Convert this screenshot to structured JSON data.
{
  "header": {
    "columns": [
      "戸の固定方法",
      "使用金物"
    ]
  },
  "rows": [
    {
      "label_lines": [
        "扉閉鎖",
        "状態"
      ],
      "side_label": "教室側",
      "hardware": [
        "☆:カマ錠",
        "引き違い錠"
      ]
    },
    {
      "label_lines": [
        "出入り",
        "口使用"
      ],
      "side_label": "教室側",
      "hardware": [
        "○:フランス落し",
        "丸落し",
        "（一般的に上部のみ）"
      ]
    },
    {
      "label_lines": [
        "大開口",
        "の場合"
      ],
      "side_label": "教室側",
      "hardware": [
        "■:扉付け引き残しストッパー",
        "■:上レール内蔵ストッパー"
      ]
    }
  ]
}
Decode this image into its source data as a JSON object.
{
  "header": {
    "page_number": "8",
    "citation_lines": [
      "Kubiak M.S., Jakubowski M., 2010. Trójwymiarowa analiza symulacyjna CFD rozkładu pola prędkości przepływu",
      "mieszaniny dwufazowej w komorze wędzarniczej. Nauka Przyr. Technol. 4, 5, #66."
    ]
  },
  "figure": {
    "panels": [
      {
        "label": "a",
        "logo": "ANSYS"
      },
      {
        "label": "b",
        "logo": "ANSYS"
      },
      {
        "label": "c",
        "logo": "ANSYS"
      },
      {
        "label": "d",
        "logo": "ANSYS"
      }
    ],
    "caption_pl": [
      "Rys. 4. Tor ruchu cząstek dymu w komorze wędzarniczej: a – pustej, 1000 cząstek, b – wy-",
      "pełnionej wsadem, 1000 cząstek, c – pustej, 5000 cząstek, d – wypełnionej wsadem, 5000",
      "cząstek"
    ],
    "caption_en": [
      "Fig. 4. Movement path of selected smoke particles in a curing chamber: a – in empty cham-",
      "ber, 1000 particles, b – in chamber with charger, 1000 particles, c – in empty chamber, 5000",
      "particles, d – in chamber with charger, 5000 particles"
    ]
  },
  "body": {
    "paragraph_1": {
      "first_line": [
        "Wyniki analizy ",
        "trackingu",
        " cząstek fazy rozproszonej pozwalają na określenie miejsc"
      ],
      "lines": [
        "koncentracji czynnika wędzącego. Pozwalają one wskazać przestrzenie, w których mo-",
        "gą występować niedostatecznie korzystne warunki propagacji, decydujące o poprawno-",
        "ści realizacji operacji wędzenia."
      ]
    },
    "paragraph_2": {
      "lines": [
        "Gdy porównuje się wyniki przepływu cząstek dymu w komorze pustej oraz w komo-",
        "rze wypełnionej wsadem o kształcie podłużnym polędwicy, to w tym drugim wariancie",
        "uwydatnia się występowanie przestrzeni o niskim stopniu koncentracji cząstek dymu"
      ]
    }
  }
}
◆ ◆ ◆ ◆ ◆
### REQUIREMENT
Write out the records shown above, exactly as they appear.

### RESPONSE TO THE EXERCISE
Convert this screenshot to structured JSON data.
{
  "header": {
    "columns": [
      "戸の固定方法",
      "使用金物"
    ]
  },
  "rows": [
    {
      "label_lines": [
        "扉閉鎖",
        "状態"
      ],
      "side_label": "教室側",
      "hardware": [
        "☆:カマ錠",
        "引き違い錠"
      ]
    },
    {
      "label_lines": [
        "出入り",
        "口使用"
      ],
      "side_label": "教室側",
      "hardware": [
        "○:フランス落し",
        "丸落し",
        "（一般的に上部のみ）"
      ]
    },
    {
      "label_lines": [
        "大開口",
        "の場合"
      ],
      "side_label": "教室側",
      "hardware": [
        "■:扉付け引き残しストッパー",
        "■:上レール内蔵ストッパー"
      ]
    }
  ]
}
Decode this image into its source data as a JSON object.
{
  "header": {
    "page_number": "8",
    "citation_lines": [
      "Kubiak M.S., Jakubowski M., 2010. Trójwymiarowa analiza symulacyjna CFD rozkładu pola prędkości przepływu",
      "mieszaniny dwufazowej w komorze wędzarniczej. Nauka Przyr. Technol. 4, 5, #66."
    ]
  },
  "figure": {
    "panels": [
      {
        "label": "a",
        "logo": "ANSYS"
      },
      {
        "label": "b",
        "logo": "ANSYS"
      },
      {
        "label": "c",
        "logo": "ANSYS"
      },
      {
        "label": "d",
        "logo": "ANSYS"
      }
    ],
    "caption_pl": [
      "Rys. 4. Tor ruchu cząstek dymu w komorze wędzarniczej: a – pustej, 1000 cząstek, b – wy-",
      "pełnionej wsadem, 1000 cząstek, c – pustej, 5000 cząstek, d – wypełnionej wsadem, 5000",
      "cząstek"
    ],
    "caption_en": [
      "Fig. 4. Movement path of selected smoke particles in a curing chamber: a – in empty cham-",
      "ber, 1000 particles, b – in chamber with charger, 1000 particles, c – in empty chamber, 5000",
      "particles, d – in chamber with charger, 5000 particles"
    ]
  },
  "body": {
    "paragraph_1": {
      "first_line": [
        "Wyniki analizy ",
        "trackingu",
        " cząstek fazy rozproszonej pozwalają na określenie miejsc"
      ],
      "lines": [
        "koncentracji czynnika wędzącego. Pozwalają one wskazać przestrzenie, w których mo-",
        "gą występować niedostatecznie korzystne warunki propagacji, decydujące o poprawno-",
        "ści realizacji operacji wędzenia."
      ]
    },
    "paragraph_2": {
      "lines": [
        "Gdy porównuje się wyniki przepływu cząstek dymu w komorze pustej oraz w komo-",
        "rze wypełnionej wsadem o kształcie podłużnym polędwicy, to w tym drugim wariancie",
        "uwydatnia się występowanie przestrzeni o niskim stopniu koncentracji cząstek dymu"
      ]
    }
  }
}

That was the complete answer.